# Rumusan Soal
Salin tanpa perubahan bagian teks tentang standar akuntansi sektor publik di bawah, mulai dari "Penetapan standar akuntansi" sampai dengan "serta menyulitkan pengauditan.".

Senin, 22 Mei 2017

Akuntansi Pemerintahan



Akuntansi : antara Regulasi, dan pelaku di Pemerintah
Oleh : Dudung Stheven 
( Direktur Dudung Stheven R&C )


Standar akuntansi merupakan pedoman umum atau prinsip-prinsip yang mengatur perlakukan akuntansi dalam penyusunan laporan keuangan untuk tujuan pelaporan kepada para pengguna laporan keuangan, sedangkan prosedur akuntansi merupakan praktek khusus yang digunakan untuk mengimplementasikan standar. Untuk memastikan diikutinya prosedur yang telah ditetapkan, sistem akuntansi sektor publik harus dilengkapi dengan sistem pengendalian intern atas penerimaan dan pengeluaran dana publik.
Penetapan standar akuntansi sangat diperlukan untuk memberikan jaminan dalam aspek konsistensi pelaporan keuangan. Tidak adanya standar akuntansi yang memadai akan menimbulkan implikasi negatif berupa rendahnya reliabilitas dan objektivitas informasi yang disajikan, inkonsistensi dalam pelaporan keuangan serta menyulitkan pengauditan.
Akuntansi sector publik memiliki standar yang sedikit berbeda dengan akuntansi biasa. Karena, akuntansi biasa belum mencakup pertanggungjawaban kepada masyarakat yang ada di sektor publik. Ikatan Akuntansi Indonesia sebenarnya telah memasukan standar untuk organisasi nirlaba di Pernyataan Standar Akuntansi Keuangan (PSAK). Standar ini tercantum pada PSAK nomor 45 tentang organisasi nirlaba. Namun, standar ini belum mengakomodasi praktik-praktik lembaga pemerintahan ataupun organisasi nirlaba yang dimilikinya. Karna itu, pemerintah mencoba menyusun suatu standar yang disebut dengan Standar Akuntansi Pemerintahan (SAP).
Standar akuntansi sektor publik juga telah diatur secara internasional. Organisasi yang merancang standar ini adalah International Federation of Accountants-IFAC (Federasi Auntan Internasional). Mereka membuat suatu standar akuntansi sector publik yang disebut Internation Public Sector Accounting Standards-IPSAS ( Standar Internasional Akuntansi Sektor Publik ). Standar ini menjadi pedoman bagi perancangan standar akuntansi pemerintahan di setiap Negara di dunia.

# Data Mentah
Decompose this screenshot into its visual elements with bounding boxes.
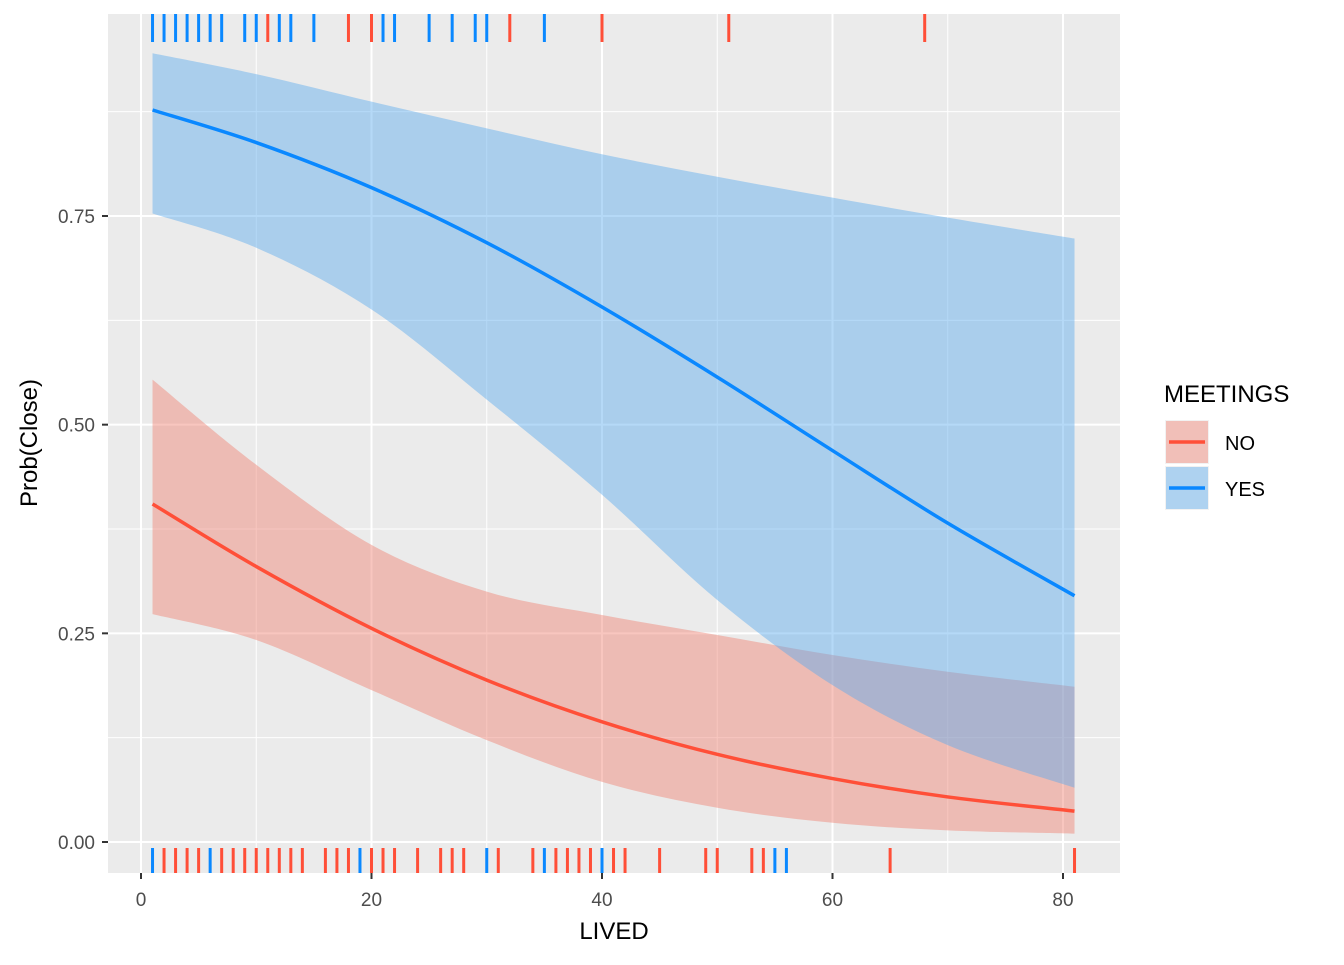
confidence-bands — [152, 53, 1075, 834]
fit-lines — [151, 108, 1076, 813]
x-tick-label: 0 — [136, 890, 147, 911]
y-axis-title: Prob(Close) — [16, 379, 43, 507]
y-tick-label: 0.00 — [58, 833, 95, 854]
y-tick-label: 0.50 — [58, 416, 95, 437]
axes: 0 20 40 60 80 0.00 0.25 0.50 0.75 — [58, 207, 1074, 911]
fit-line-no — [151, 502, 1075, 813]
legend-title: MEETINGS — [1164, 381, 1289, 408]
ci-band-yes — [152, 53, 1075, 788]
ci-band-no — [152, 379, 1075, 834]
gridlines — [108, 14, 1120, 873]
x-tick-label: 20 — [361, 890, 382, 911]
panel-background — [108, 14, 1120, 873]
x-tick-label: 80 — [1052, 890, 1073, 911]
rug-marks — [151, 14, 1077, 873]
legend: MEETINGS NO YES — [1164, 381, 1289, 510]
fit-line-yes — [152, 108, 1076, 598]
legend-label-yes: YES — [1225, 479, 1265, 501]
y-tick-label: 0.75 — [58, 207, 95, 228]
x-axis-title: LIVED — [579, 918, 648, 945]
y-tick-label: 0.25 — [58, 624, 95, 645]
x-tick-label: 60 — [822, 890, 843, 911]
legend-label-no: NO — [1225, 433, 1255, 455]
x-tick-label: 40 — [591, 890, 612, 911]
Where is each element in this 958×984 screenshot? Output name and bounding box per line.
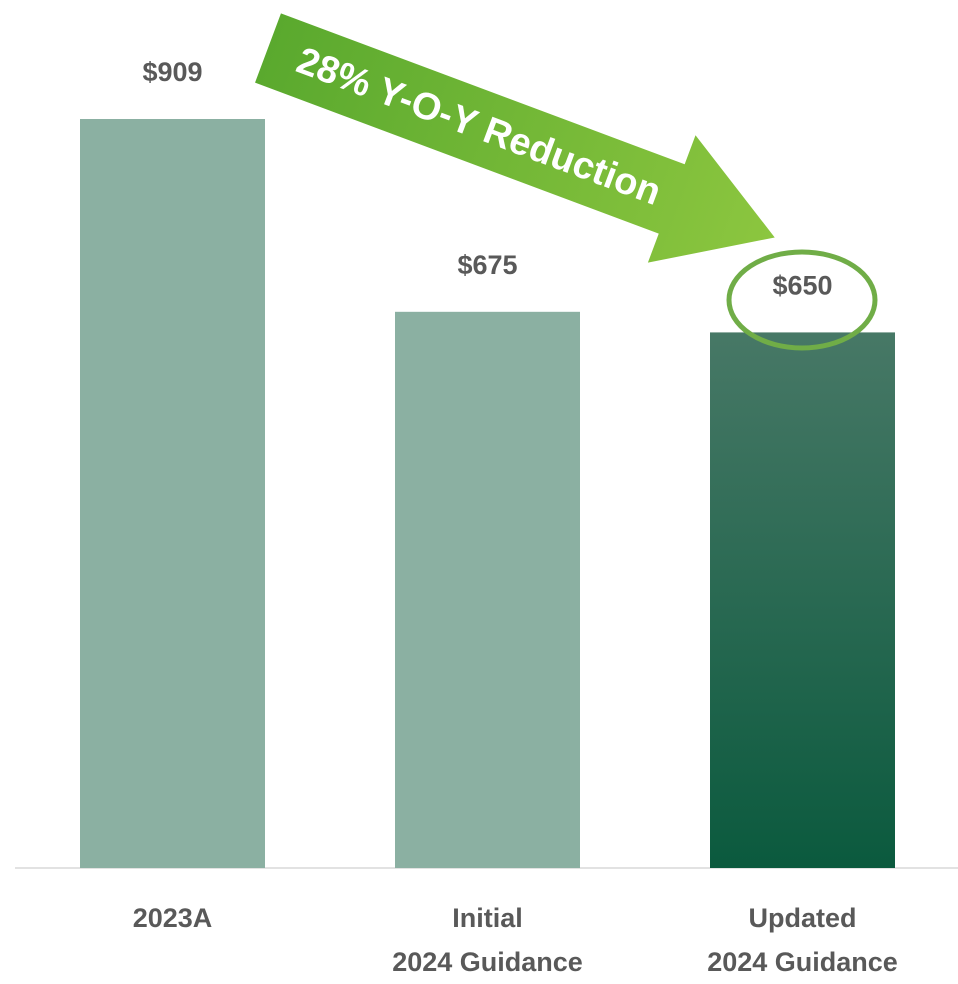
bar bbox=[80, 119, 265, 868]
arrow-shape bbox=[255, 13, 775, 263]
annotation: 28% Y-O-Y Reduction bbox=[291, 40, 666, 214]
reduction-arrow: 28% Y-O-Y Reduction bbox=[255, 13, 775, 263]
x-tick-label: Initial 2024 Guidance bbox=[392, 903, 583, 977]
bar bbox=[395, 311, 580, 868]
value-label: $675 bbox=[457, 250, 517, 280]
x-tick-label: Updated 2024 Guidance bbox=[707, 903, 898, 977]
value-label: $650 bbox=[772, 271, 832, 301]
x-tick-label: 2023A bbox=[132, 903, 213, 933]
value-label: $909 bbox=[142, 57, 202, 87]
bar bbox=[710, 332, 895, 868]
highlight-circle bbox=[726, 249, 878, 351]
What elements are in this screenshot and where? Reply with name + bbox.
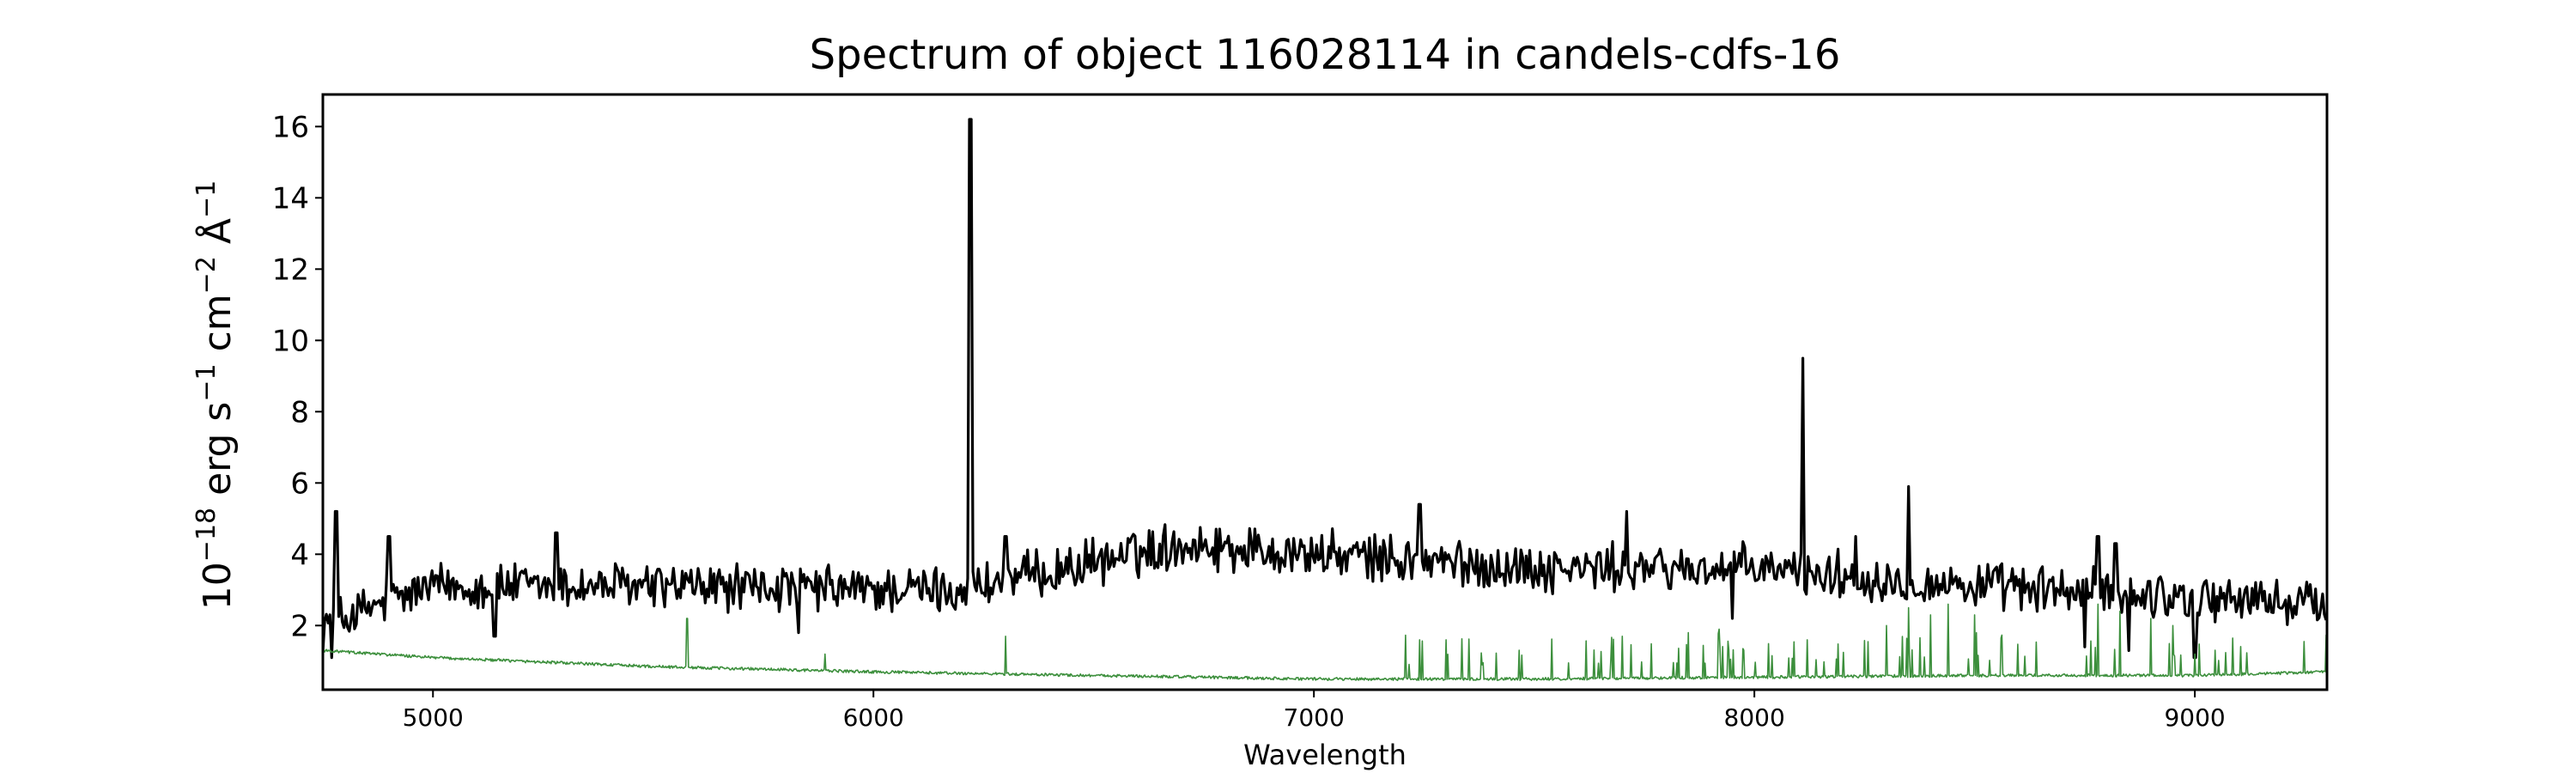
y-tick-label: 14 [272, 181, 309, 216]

# Jawaban Latihan
Penetapan standar akuntansi sangat diperlukan untuk memberikan jaminan dalam aspek konsistensi pelaporan keuangan. Tidak adanya standar akuntansi yang memadai akan menimbulkan implikasi negatif berupa rendahnya reliabilitas dan objektivitas informasi yang disajikan, inkonsistensi dalam pelaporan keuangan serta menyulitkan pengauditan.